Document text>
January's been a great month for birding

January's been a great month for birding
Bruce Glick

Two dunlin walk along the shore of Lake Michigan at Indiana’s Miller Beach last week.


Over the last several weeks, I have done more driving than has been the case for most of the past year. I’m still driving alone while looking forward to the time when it becomes safe to be in the same car with other birders.

I’ve made it up to the birding areas along Lake Michigan, where there have been some interesting birds. Seeing three active dunlin along the shore at Miller Beach made me think I was in Florida for a moment. After a long beach walk, I was rewarded with nice looks at a harlequin duck that has been around for several weeks, although I missed it on an earlier trip.

The Port of Indiana continues to be productive. Once a birder shows proper identification, it is permissible to drive through the port area, which is bustling with trucks of all sizes and huge piles of everything coming and going from the ships in the port. At the end of the busy road is the small public park where birders can scan the harbor for birds.

The western grebe that has been present for weeks was still there, sleeping among a group of scaup, goldeneye, bufflehead and red-breasted mergansers. The prize for the day was a white-winged scoter that flew in and landed next to the other ducks.

One of my favorite outings of the month was to the Elkhart County Landfill. I was fortunate to be there at the same time as several excellent Indiana birders. We had good looks at glaucous, Iceland/Thayer’s and lesser black-backed gulls. A flock of 90 greater white-fronted geese flew by, coming from the north and heading south. That is a very unusual sight in this part of Indiana.

Records shown>
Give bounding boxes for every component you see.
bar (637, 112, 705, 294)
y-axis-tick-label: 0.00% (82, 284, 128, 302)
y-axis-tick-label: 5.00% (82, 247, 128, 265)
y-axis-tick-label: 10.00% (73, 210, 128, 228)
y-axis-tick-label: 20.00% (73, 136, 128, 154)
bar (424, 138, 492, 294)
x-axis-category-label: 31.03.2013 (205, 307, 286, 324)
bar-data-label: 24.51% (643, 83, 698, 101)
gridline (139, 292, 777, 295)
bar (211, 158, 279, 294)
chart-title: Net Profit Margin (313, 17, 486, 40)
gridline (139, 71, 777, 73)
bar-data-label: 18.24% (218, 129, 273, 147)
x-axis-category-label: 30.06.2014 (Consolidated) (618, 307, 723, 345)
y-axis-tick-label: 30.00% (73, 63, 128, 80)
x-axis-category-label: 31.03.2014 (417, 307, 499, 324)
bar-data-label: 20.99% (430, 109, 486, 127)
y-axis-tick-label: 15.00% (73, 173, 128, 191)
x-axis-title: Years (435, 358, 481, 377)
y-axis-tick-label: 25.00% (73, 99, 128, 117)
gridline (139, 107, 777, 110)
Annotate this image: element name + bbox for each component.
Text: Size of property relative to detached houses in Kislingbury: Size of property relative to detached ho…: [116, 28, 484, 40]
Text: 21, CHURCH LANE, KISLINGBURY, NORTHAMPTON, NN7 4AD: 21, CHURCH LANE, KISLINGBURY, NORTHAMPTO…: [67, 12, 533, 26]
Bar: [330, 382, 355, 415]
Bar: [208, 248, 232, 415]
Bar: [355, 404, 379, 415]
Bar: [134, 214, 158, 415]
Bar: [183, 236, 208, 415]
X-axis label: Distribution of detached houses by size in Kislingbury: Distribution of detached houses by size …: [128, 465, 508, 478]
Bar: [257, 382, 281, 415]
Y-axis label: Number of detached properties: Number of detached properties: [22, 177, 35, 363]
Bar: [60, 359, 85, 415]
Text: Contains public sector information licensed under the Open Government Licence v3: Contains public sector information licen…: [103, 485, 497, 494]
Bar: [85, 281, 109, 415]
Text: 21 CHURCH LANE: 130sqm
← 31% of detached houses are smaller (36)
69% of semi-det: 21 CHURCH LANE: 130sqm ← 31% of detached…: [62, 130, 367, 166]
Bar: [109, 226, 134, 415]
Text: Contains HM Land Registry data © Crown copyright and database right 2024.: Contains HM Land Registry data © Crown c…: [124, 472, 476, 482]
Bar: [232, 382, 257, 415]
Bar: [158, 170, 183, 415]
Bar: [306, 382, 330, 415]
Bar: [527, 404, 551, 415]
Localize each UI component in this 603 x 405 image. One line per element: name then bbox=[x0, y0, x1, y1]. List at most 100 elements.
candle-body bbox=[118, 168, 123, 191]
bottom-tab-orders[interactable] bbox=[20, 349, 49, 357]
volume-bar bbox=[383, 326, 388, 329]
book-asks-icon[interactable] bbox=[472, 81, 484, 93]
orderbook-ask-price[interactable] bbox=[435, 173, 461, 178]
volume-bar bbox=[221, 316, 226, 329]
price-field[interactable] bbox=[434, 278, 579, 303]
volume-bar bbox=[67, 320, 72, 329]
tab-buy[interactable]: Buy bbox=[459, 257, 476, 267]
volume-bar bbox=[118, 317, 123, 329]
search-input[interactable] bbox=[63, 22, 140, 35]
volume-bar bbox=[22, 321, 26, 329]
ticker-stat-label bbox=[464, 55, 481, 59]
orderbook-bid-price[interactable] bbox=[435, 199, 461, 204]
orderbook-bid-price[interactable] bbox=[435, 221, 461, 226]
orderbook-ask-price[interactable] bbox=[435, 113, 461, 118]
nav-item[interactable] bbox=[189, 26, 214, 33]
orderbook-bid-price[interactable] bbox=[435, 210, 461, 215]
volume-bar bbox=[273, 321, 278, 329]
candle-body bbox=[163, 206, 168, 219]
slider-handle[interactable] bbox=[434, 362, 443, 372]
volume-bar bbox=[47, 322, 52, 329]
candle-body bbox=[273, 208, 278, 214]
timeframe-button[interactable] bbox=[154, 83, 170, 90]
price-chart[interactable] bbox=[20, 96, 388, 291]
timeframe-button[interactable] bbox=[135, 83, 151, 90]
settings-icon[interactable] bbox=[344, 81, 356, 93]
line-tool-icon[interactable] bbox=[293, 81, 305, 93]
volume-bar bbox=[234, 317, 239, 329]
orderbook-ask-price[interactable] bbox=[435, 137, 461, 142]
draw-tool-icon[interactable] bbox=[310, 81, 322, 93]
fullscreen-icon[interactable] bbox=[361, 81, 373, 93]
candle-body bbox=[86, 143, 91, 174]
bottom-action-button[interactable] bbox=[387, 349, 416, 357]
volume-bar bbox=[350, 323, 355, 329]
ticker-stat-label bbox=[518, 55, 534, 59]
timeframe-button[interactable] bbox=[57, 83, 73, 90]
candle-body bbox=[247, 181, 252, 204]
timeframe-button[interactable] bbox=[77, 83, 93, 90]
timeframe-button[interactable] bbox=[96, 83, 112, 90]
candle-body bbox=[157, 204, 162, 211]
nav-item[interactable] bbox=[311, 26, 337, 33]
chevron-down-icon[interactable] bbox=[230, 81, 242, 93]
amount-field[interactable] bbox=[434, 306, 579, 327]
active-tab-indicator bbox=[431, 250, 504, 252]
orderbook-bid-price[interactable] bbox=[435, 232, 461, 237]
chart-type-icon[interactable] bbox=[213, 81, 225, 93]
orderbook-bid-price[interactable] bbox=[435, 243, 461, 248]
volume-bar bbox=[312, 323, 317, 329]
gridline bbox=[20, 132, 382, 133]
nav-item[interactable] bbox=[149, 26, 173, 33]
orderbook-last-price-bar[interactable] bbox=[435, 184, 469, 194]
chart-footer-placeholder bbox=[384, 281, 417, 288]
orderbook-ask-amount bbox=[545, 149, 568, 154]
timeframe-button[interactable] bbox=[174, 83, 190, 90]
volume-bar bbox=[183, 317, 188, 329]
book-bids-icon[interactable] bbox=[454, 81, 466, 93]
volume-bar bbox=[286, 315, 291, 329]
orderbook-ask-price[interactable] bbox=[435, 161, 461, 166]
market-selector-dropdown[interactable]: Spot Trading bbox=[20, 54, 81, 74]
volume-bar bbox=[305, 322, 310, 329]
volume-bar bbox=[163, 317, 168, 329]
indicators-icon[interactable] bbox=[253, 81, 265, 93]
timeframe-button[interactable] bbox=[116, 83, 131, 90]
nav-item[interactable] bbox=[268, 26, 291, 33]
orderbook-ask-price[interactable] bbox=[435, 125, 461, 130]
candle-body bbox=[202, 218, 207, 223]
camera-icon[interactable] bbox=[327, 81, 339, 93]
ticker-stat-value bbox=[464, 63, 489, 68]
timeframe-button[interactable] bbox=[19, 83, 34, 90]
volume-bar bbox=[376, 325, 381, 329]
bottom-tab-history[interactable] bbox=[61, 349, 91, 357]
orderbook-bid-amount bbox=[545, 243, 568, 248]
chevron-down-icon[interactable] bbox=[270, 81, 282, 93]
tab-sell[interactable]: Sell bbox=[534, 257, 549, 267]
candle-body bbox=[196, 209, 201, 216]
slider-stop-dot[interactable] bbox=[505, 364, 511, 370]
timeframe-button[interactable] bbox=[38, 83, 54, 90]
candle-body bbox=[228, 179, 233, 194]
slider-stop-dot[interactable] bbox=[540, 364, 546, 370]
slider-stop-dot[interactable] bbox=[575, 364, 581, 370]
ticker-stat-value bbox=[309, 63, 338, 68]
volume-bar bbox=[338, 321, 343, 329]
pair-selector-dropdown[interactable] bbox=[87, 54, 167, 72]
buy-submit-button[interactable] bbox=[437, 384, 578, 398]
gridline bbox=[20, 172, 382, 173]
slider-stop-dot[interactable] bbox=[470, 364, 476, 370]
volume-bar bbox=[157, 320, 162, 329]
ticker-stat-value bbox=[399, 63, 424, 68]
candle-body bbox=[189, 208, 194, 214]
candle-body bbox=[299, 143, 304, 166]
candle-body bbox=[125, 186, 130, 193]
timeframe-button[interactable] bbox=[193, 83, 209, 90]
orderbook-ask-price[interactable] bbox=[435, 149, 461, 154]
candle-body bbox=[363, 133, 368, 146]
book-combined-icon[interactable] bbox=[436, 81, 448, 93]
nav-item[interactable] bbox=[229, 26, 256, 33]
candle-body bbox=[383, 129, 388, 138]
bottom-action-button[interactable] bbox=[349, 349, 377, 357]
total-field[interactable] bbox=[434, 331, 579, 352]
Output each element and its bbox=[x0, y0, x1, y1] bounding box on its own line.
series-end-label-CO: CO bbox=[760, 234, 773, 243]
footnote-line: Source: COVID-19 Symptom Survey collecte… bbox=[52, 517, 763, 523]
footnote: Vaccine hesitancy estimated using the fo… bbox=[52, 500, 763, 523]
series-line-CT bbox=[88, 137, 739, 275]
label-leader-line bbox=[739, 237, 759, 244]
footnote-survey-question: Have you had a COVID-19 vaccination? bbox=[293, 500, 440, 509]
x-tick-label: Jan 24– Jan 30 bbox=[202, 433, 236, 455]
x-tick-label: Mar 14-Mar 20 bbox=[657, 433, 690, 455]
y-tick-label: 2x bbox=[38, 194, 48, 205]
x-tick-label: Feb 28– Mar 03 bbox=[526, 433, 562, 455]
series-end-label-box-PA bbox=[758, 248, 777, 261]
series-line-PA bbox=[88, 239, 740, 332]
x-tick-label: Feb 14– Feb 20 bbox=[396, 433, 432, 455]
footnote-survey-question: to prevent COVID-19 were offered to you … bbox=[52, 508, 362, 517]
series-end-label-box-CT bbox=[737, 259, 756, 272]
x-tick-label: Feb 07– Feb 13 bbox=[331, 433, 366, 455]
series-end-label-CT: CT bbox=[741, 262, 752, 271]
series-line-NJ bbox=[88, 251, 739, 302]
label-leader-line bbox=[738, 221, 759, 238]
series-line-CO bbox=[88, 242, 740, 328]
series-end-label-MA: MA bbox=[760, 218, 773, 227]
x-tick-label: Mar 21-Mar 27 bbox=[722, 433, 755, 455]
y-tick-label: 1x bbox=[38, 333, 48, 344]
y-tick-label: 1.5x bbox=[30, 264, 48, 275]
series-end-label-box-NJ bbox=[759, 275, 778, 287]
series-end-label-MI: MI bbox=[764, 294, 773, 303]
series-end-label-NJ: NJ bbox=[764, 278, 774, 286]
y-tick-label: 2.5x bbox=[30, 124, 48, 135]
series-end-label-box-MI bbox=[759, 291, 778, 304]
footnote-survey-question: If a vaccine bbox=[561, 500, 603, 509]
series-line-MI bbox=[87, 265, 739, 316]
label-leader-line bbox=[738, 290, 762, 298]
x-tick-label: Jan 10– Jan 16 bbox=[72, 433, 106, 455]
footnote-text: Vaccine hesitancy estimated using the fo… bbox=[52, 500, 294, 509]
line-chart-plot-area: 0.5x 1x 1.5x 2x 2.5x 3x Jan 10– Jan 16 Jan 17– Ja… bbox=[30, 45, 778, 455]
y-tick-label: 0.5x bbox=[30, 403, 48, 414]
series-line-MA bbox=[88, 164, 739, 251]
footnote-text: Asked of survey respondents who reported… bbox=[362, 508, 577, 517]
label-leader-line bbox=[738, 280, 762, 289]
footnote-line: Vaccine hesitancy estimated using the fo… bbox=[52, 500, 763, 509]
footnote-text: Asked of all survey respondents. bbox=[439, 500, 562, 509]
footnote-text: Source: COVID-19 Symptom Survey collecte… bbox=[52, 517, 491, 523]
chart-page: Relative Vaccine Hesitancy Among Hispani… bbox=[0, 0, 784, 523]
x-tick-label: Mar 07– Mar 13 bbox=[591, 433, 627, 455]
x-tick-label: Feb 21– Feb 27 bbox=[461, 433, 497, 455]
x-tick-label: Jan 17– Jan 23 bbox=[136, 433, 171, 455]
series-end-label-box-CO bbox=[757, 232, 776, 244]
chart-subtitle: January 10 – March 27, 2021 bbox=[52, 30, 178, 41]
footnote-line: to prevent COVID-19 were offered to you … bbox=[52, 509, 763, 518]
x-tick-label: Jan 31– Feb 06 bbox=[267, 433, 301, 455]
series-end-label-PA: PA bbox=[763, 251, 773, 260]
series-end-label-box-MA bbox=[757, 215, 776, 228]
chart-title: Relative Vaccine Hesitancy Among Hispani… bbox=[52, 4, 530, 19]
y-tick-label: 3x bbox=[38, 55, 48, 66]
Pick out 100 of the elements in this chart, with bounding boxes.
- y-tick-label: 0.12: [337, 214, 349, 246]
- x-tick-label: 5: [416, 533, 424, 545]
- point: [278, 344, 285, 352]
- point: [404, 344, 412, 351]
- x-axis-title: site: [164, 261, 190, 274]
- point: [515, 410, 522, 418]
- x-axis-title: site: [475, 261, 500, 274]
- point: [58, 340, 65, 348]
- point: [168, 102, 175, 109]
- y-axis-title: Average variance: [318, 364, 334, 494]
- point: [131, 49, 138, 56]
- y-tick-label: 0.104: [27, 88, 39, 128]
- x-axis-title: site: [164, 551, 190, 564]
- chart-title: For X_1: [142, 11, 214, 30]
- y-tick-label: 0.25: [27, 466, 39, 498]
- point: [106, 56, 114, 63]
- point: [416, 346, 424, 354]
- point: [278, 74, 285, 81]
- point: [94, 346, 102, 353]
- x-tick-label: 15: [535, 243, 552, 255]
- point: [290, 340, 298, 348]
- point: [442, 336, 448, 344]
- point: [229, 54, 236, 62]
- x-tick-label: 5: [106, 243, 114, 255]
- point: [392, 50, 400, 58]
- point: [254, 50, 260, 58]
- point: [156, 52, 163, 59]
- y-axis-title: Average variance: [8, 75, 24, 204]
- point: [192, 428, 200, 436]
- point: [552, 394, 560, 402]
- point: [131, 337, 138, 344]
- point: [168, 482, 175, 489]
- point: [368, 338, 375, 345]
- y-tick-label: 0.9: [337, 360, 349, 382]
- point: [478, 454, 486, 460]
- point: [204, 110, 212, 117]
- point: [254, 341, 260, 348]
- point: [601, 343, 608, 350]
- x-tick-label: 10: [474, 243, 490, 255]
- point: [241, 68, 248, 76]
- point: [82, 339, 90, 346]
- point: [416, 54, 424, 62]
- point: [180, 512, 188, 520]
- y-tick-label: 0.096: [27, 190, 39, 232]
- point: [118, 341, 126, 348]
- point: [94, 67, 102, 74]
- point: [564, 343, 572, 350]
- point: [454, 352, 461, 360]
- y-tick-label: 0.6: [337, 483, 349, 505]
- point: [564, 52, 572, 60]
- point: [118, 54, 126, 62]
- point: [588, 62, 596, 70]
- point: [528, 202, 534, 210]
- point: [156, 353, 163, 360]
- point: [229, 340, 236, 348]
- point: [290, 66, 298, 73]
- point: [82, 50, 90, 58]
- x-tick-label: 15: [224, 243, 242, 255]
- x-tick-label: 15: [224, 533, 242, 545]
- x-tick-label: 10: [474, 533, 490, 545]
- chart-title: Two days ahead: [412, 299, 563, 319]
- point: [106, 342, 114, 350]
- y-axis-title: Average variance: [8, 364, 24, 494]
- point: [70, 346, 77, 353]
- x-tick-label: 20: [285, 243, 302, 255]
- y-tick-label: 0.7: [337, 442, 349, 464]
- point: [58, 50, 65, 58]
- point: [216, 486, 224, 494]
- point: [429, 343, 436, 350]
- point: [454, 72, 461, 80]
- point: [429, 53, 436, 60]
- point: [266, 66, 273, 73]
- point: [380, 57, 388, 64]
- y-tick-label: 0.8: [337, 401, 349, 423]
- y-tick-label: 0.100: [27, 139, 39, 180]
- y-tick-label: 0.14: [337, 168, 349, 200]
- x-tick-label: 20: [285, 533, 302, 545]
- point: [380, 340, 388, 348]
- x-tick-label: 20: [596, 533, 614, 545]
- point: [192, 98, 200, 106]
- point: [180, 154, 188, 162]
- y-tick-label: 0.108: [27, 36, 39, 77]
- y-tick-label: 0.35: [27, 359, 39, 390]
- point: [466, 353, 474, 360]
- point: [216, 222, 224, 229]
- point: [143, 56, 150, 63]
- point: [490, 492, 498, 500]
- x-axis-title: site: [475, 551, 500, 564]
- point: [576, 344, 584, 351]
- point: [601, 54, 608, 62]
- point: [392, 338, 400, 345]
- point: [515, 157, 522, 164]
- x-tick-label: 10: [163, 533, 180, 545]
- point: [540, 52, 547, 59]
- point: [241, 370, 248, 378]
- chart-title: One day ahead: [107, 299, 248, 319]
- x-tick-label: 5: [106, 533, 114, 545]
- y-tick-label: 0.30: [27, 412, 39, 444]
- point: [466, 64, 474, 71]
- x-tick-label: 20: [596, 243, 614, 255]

What is needed> Write out the entire birding column, word for word.

Answer to this problem>
January's been a great month for birding

January's been a great month for birding
Bruce Glick

Two dunlin walk along the shore of Lake Michigan at Indiana’s Miller Beach last week.


Over the last several weeks, I have done more driving than has been the case for most of the past year. I’m still driving alone while looking forward to the time when it becomes safe to be in the same car with other birders.

I’ve made it up to the birding areas along Lake Michigan, where there have been some interesting birds. Seeing three active dunlin along the shore at Miller Beach made me think I was in Florida for a moment. After a long beach walk, I was rewarded with nice looks at a harlequin duck that has been around for several weeks, although I missed it on an earlier trip.

The Port of Indiana continues to be productive. Once a birder shows proper identification, it is permissible to drive through the port area, which is bustling with trucks of all sizes and huge piles of everything coming and going from the ships in the port. At the end of the busy road is the small public park where birders can scan the harbor for birds.

The western grebe that has been present for weeks was still there, sleeping among a group of scaup, goldeneye, bufflehead and red-breasted mergansers. The prize for the day was a white-winged scoter that flew in and landed next to the other ducks.

One of my favorite outings of the month was to the Elkhart County Landfill. I was fortunate to be there at the same time as several excellent Indiana birders. We had good looks at glaucous, Iceland/Thayer’s and lesser black-backed gulls. A flock of 90 greater white-fronted geese flew by, coming from the north and heading south. That is a very unusual sight in this part of Indiana.